Dataset entries on figures
--------------------------------

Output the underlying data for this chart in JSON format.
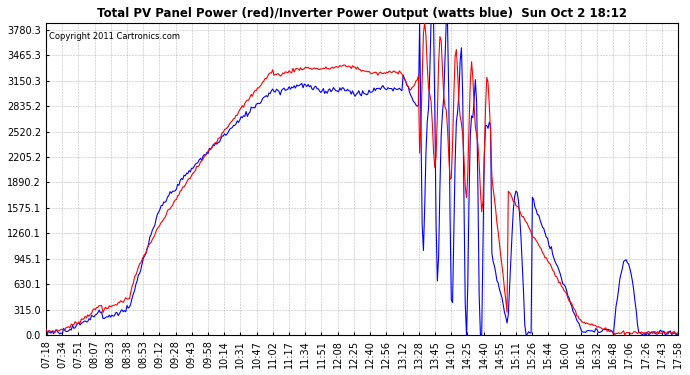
{
  "title": "Total PV Panel Power (red)/Inverter Power Output (watts blue)  Sun Oct 2 18:12",
  "copyright": "Copyright 2011 Cartronics.com",
  "bg_color": "#ffffff",
  "plot_bg_color": "#ffffff",
  "grid_color": "#aaaaaa",
  "red_color": "#ff0000",
  "blue_color": "#0000ff",
  "yticks": [
    0.0,
    315.0,
    630.1,
    945.1,
    1260.1,
    1575.1,
    1890.2,
    2205.2,
    2520.2,
    2835.2,
    3150.3,
    3465.3,
    3780.3
  ],
  "xtick_labels": [
    "07:18",
    "07:34",
    "07:51",
    "08:07",
    "08:23",
    "08:38",
    "08:53",
    "09:12",
    "09:28",
    "09:43",
    "09:58",
    "10:14",
    "10:31",
    "10:47",
    "11:02",
    "11:17",
    "11:34",
    "11:51",
    "12:08",
    "12:25",
    "12:40",
    "12:56",
    "13:12",
    "13:28",
    "13:45",
    "14:10",
    "14:25",
    "14:40",
    "14:55",
    "15:11",
    "15:26",
    "15:44",
    "16:00",
    "16:16",
    "16:32",
    "16:48",
    "17:06",
    "17:26",
    "17:43",
    "17:58"
  ],
  "ymax": 3870,
  "ymin": 0
}
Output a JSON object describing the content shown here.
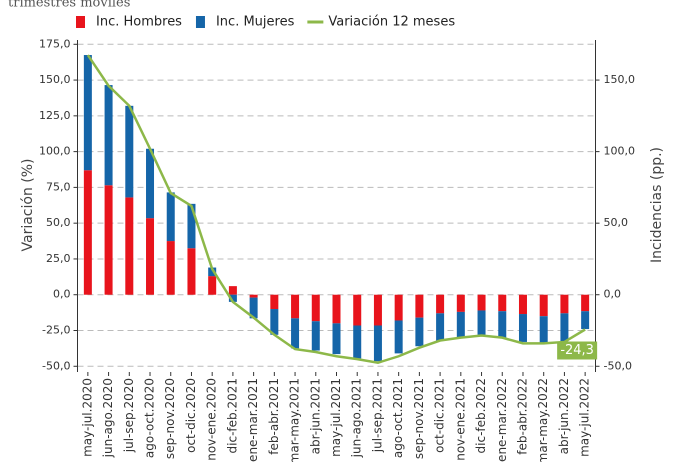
{
  "chart_data": {
    "type": "bar",
    "title": "trimestres móviles",
    "categories": [
      "may-jul.2020",
      "jun-ago.2020",
      "jul-sep.2020",
      "ago-oct.2020",
      "sep-nov.2020",
      "oct-dic.2020",
      "nov-ene.2020",
      "dic-feb.2021",
      "ene-mar.2021",
      "feb-abr.2021",
      "mar-may.2021",
      "abr-jun.2021",
      "may-jul.2021",
      "jun-ago.2021",
      "jul-sep.2021",
      "ago-oct.2021",
      "sep-nov.2021",
      "oct-dic.2021",
      "nov-ene.2021",
      "dic-feb.2022",
      "ene-mar.2022",
      "feb-abr.2022",
      "mar-may.2022",
      "abr-jun.2022",
      "may-jul.2022"
    ],
    "series": [
      {
        "name": "Inc. Hombres",
        "color": "#e8141c",
        "type": "bar",
        "axis": "y2",
        "values": [
          87,
          76.5,
          68,
          53.5,
          37.5,
          32.5,
          13,
          6,
          -2,
          -10,
          -16.5,
          -18.5,
          -20,
          -21.5,
          -21.5,
          -18,
          -16,
          -13,
          -12,
          -11,
          -11.5,
          -13.5,
          -15,
          -13,
          -11.5
        ]
      },
      {
        "name": "Inc. Mujeres",
        "color": "#1565a8",
        "type": "bar",
        "axis": "y2",
        "values": [
          80.5,
          70,
          64,
          48.5,
          34,
          31,
          6,
          -5,
          -14.5,
          -18,
          -21,
          -20.5,
          -21.5,
          -23,
          -25,
          -23,
          -20,
          -19,
          -18,
          -17,
          -18.5,
          -19.5,
          -19,
          -19.5,
          -12.5
        ]
      },
      {
        "name": "Variación 12 meses",
        "color": "#8db849",
        "type": "line",
        "values": [
          167.5,
          146,
          132,
          102,
          71,
          62,
          18,
          -5,
          -16,
          -28,
          -38,
          -40,
          -43,
          -45,
          -47.5,
          -43,
          -37,
          -32,
          -30,
          -28.5,
          -30,
          -34,
          -34,
          -33,
          -24.3
        ],
        "value_labels": [
          null,
          null,
          null,
          null,
          null,
          null,
          null,
          null,
          null,
          null,
          null,
          null,
          null,
          null,
          null,
          null,
          null,
          null,
          null,
          null,
          null,
          null,
          null,
          null,
          "-24,3"
        ]
      }
    ],
    "ylabel": "Variación (%)",
    "y2label": "Incidencias (pp.)",
    "ylim": [
      -54,
      178
    ],
    "yticks": [
      {
        "value": 175,
        "label": "175,0"
      },
      {
        "value": 150,
        "label": "150,0"
      },
      {
        "value": 125,
        "label": "125,0"
      },
      {
        "value": 100,
        "label": "100,0"
      },
      {
        "value": 75,
        "label": "75,0"
      },
      {
        "value": 50,
        "label": "50,0"
      },
      {
        "value": 25,
        "label": "25,0"
      },
      {
        "value": 0,
        "label": "0,0"
      },
      {
        "value": -25,
        "label": "-25,0"
      },
      {
        "value": -50,
        "label": "-50,0"
      }
    ],
    "y2lim": [
      -54,
      178
    ],
    "y2ticks": [
      {
        "value": 150,
        "label": "150,0"
      },
      {
        "value": 100,
        "label": "100,0"
      },
      {
        "value": 50,
        "label": "50,0"
      },
      {
        "value": 0,
        "label": "0,0"
      },
      {
        "value": -50,
        "label": "-50,0"
      }
    ],
    "grid": true,
    "legend": "top"
  }
}
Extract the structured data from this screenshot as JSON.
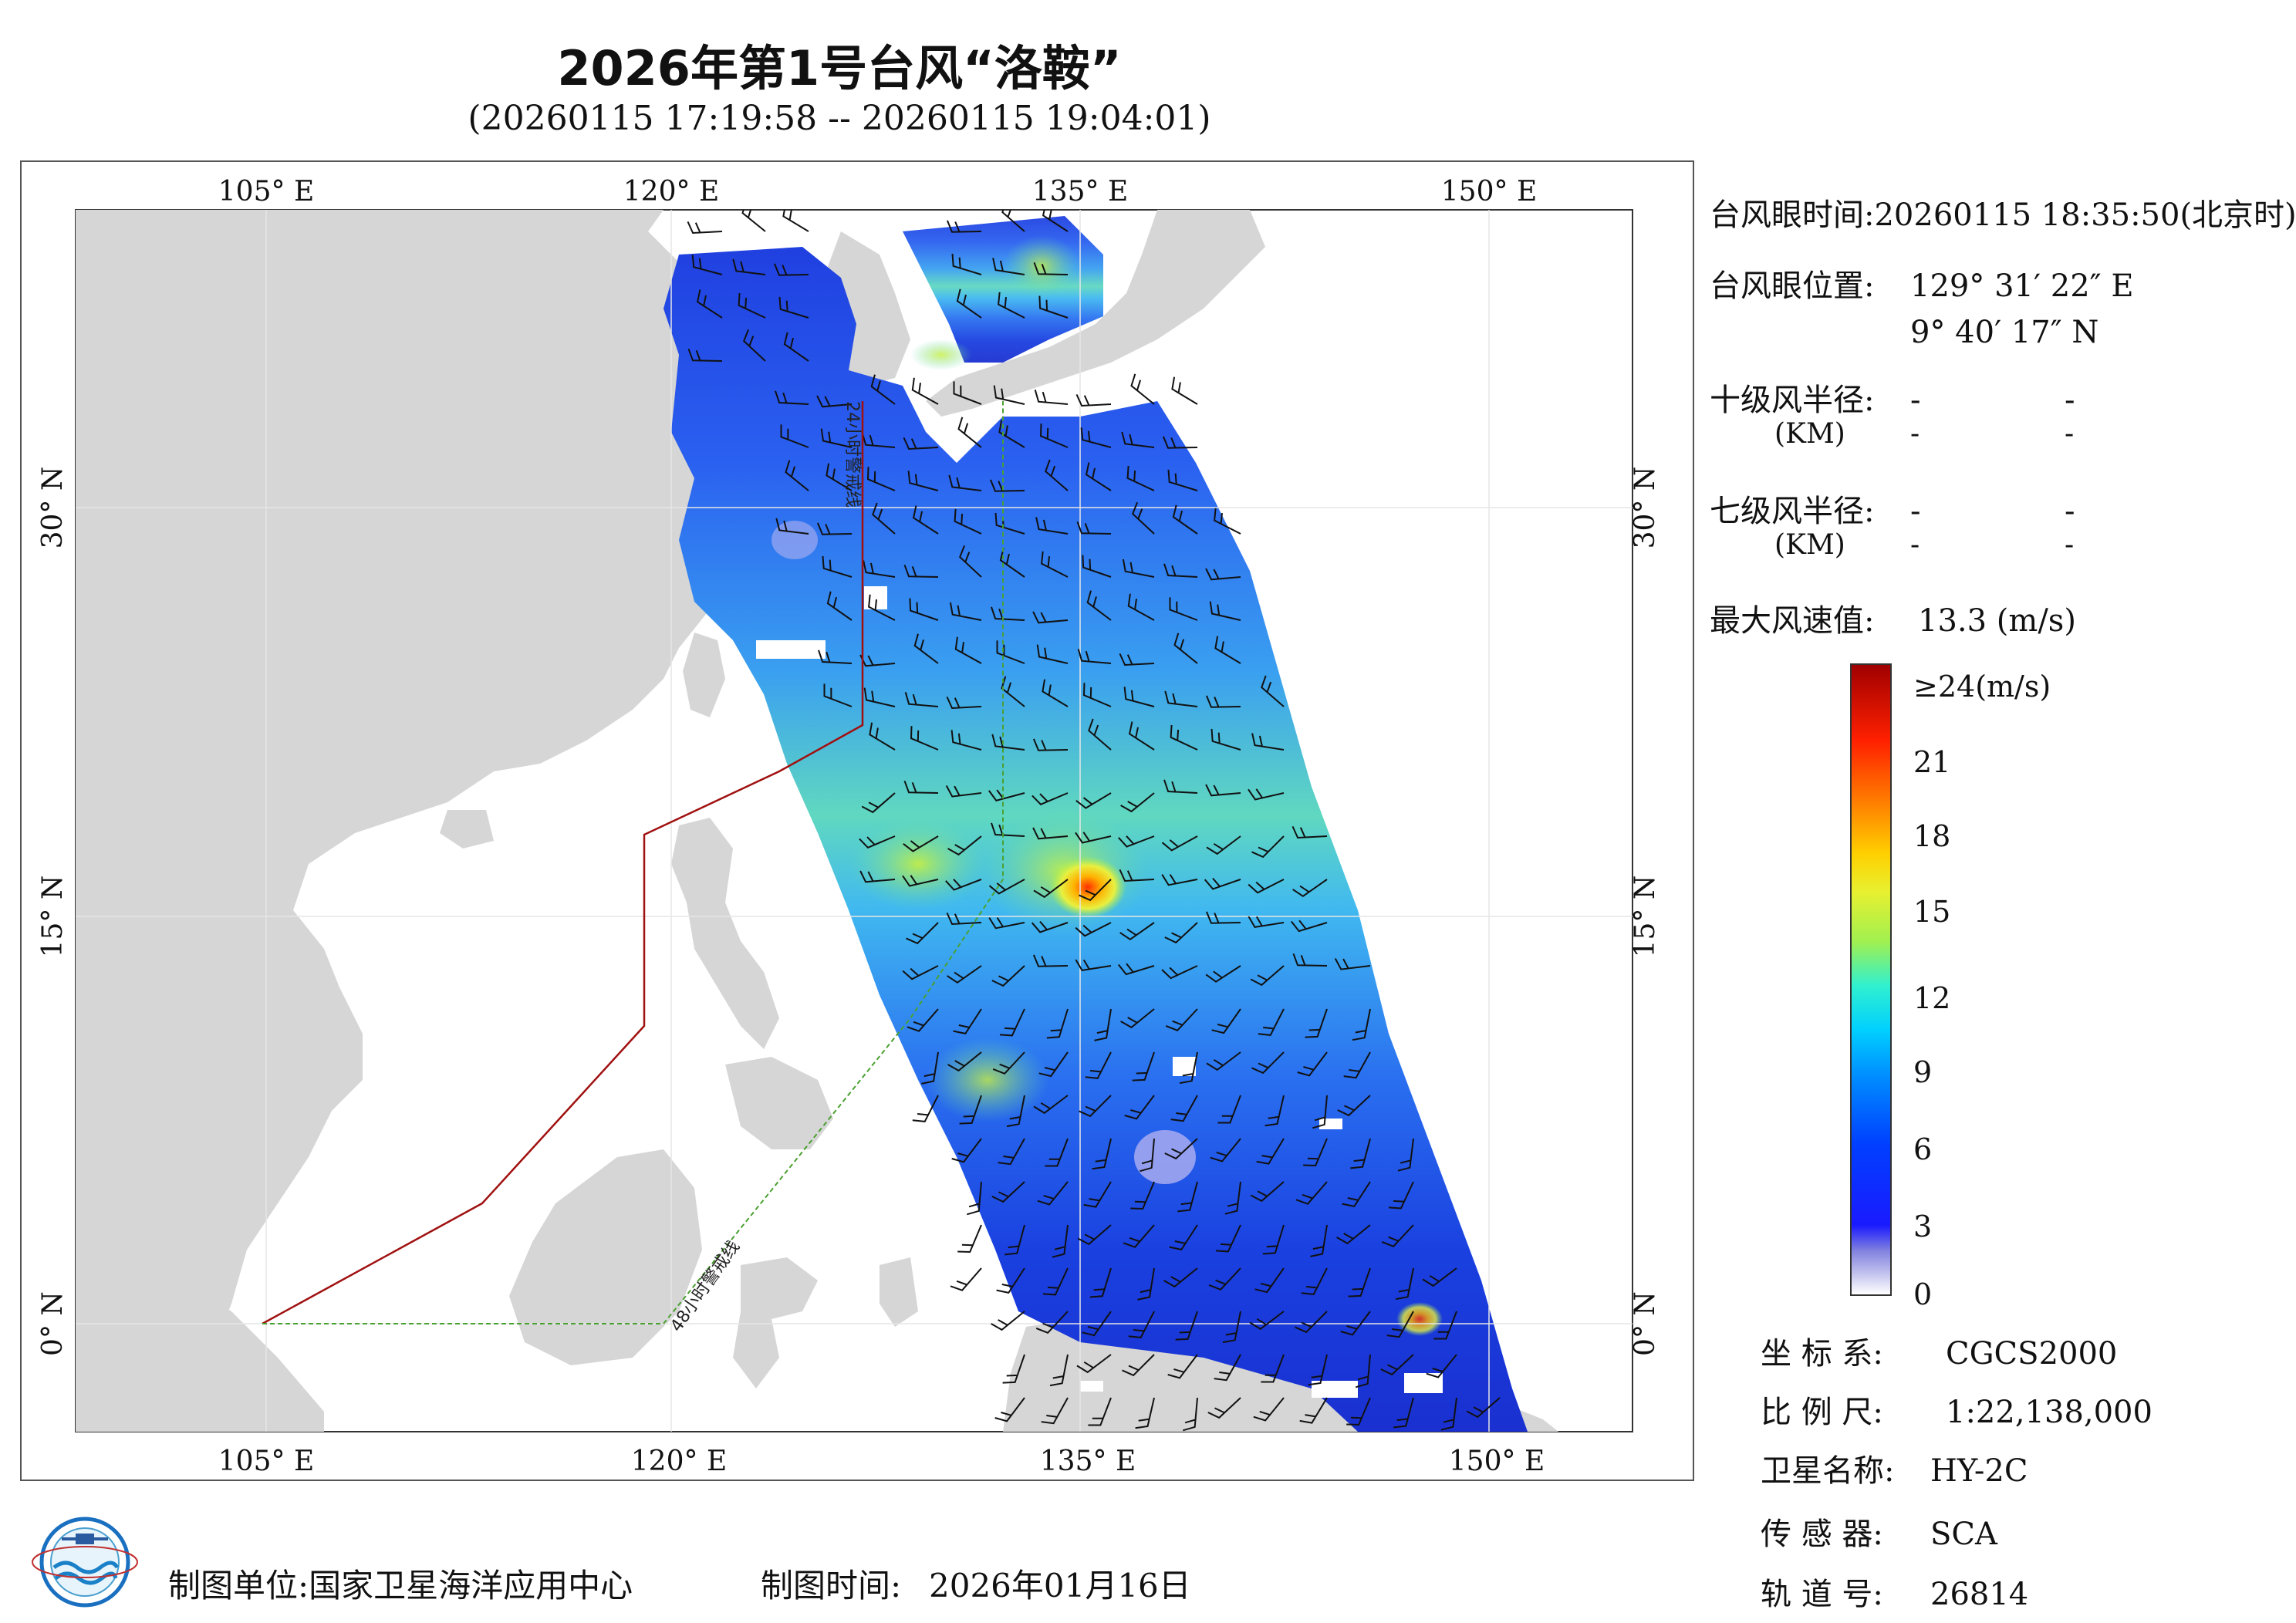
{
  "header": {
    "title": "2026年第1号台风“洛鞍”",
    "subtitle": "(20260115 17:19:58 -- 20260115 19:04:01)"
  },
  "map": {
    "lon_ticks_top": [
      "105° E",
      "120° E",
      "135° E",
      "150° E"
    ],
    "lon_ticks_bottom": [
      "105° E",
      "120° E",
      "135° E",
      "150° E"
    ],
    "lat_ticks_left": [
      "30° N",
      "15° N",
      "0° N"
    ],
    "lat_ticks_right": [
      "30° N",
      "15° N",
      "0° N"
    ],
    "warning_line_24h": "24小时警戒线",
    "warning_line_48h": "48小时警戒线",
    "colors": {
      "land": "#d6d6d6",
      "sea": "#ffffff",
      "line_24h": "#a01010",
      "line_48h": "#4aa030"
    }
  },
  "info": {
    "eye_time_label": "台风眼时间:",
    "eye_time_value": "20260115 18:35:50(北京时)",
    "eye_pos_label": "台风眼位置:",
    "eye_lon": "129° 31′ 22″ E",
    "eye_lat": "9° 40′ 17″ N",
    "r10_label": "十级风半径:",
    "r7_label": "七级风半径:",
    "unit_km": "(KM)",
    "dash": "-",
    "max_wind_label": "最大风速值:",
    "max_wind_value": "13.3  (m/s)"
  },
  "colorbar": {
    "labels": [
      "≥24(m/s)",
      "21",
      "18",
      "15",
      "12",
      "9",
      "6",
      "3",
      "0"
    ]
  },
  "meta": {
    "crs_label": "坐 标 系:",
    "crs_value": "CGCS2000",
    "scale_label": "比 例 尺:",
    "scale_value": "1:22,138,000",
    "sat_label": "卫星名称:",
    "sat_value": "HY-2C",
    "sensor_label": "传 感 器:",
    "sensor_value": "SCA",
    "orbit_label": "轨 道 号:",
    "orbit_value": "26814"
  },
  "footer": {
    "org_label": "制图单位:",
    "org_value": "国家卫星海洋应用中心",
    "date_label": "制图时间:",
    "date_value": "2026年01月16日"
  },
  "logo_icon": "noaa-style-ocean-globe-icon"
}
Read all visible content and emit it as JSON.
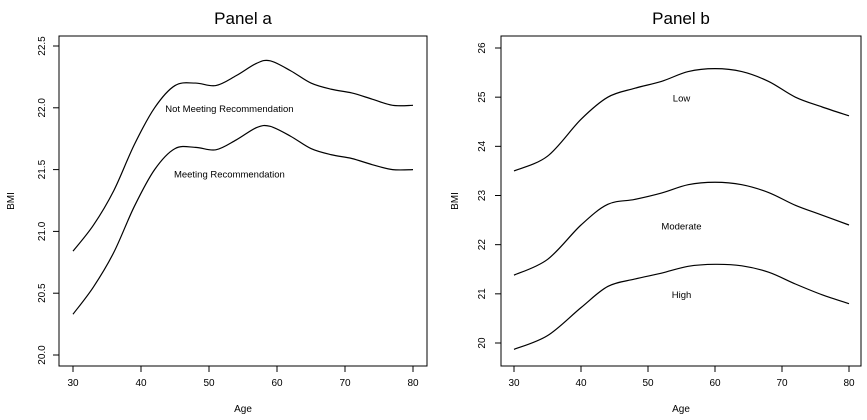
{
  "chart_data": [
    {
      "type": "line",
      "title": "Panel a",
      "xlabel": "Age",
      "ylabel": "BMI",
      "xlim": [
        30,
        80
      ],
      "ylim": [
        20.0,
        22.5
      ],
      "xticks": [
        30,
        40,
        50,
        60,
        70,
        80
      ],
      "yticks": [
        "20.0",
        "20.5",
        "21.0",
        "21.5",
        "22.0",
        "22.5"
      ],
      "grid": false,
      "series": [
        {
          "name": "Not Meeting Recommendation",
          "x": [
            30,
            33,
            36,
            39,
            42,
            45,
            48,
            51,
            54,
            57,
            59,
            62,
            65,
            68,
            71,
            74,
            77,
            80
          ],
          "y": [
            20.84,
            21.05,
            21.33,
            21.7,
            22.0,
            22.18,
            22.2,
            22.18,
            22.26,
            22.36,
            22.38,
            22.3,
            22.2,
            22.15,
            22.12,
            22.07,
            22.02,
            22.02
          ],
          "label_at": [
            53,
            21.99
          ]
        },
        {
          "name": "Meeting Recommendation",
          "x": [
            30,
            33,
            36,
            39,
            42,
            45,
            48,
            51,
            54,
            57,
            59,
            62,
            65,
            68,
            71,
            74,
            77,
            80
          ],
          "y": [
            20.33,
            20.55,
            20.83,
            21.2,
            21.5,
            21.67,
            21.68,
            21.66,
            21.74,
            21.84,
            21.85,
            21.77,
            21.67,
            21.62,
            21.59,
            21.54,
            21.5,
            21.5
          ],
          "label_at": [
            53,
            21.46
          ]
        }
      ]
    },
    {
      "type": "line",
      "title": "Panel b",
      "xlabel": "Age",
      "ylabel": "BMI",
      "xlim": [
        30,
        80
      ],
      "ylim": [
        20,
        26
      ],
      "xticks": [
        30,
        40,
        50,
        60,
        70,
        80
      ],
      "yticks": [
        "20",
        "21",
        "22",
        "23",
        "24",
        "25",
        "26"
      ],
      "grid": false,
      "series": [
        {
          "name": "Low",
          "x": [
            30,
            35,
            40,
            44,
            48,
            52,
            56,
            60,
            64,
            68,
            72,
            76,
            80
          ],
          "y": [
            23.5,
            23.8,
            24.55,
            25.0,
            25.18,
            25.32,
            25.52,
            25.58,
            25.52,
            25.32,
            25.0,
            24.8,
            24.62
          ],
          "label_at": [
            55,
            24.97
          ]
        },
        {
          "name": "Moderate",
          "x": [
            30,
            35,
            40,
            44,
            48,
            52,
            56,
            60,
            64,
            68,
            72,
            76,
            80
          ],
          "y": [
            21.38,
            21.7,
            22.4,
            22.82,
            22.92,
            23.05,
            23.22,
            23.27,
            23.22,
            23.06,
            22.8,
            22.6,
            22.4
          ],
          "label_at": [
            55,
            22.37
          ]
        },
        {
          "name": "High",
          "x": [
            30,
            35,
            40,
            44,
            48,
            52,
            56,
            60,
            64,
            68,
            72,
            76,
            80
          ],
          "y": [
            19.87,
            20.15,
            20.72,
            21.15,
            21.3,
            21.42,
            21.56,
            21.6,
            21.57,
            21.44,
            21.2,
            20.98,
            20.8
          ],
          "label_at": [
            55,
            20.98
          ]
        }
      ]
    }
  ]
}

--------------------------------

**What is asked:** Collect the lines of the records that include the string "JSON".

**Result of this exercise:**
Output the underlying data for this chart in JSON format.
Output a JSON object describing the content shown here.
Extract the structured data from this screenshot as JSON.
Read all visible content and emit it as JSON.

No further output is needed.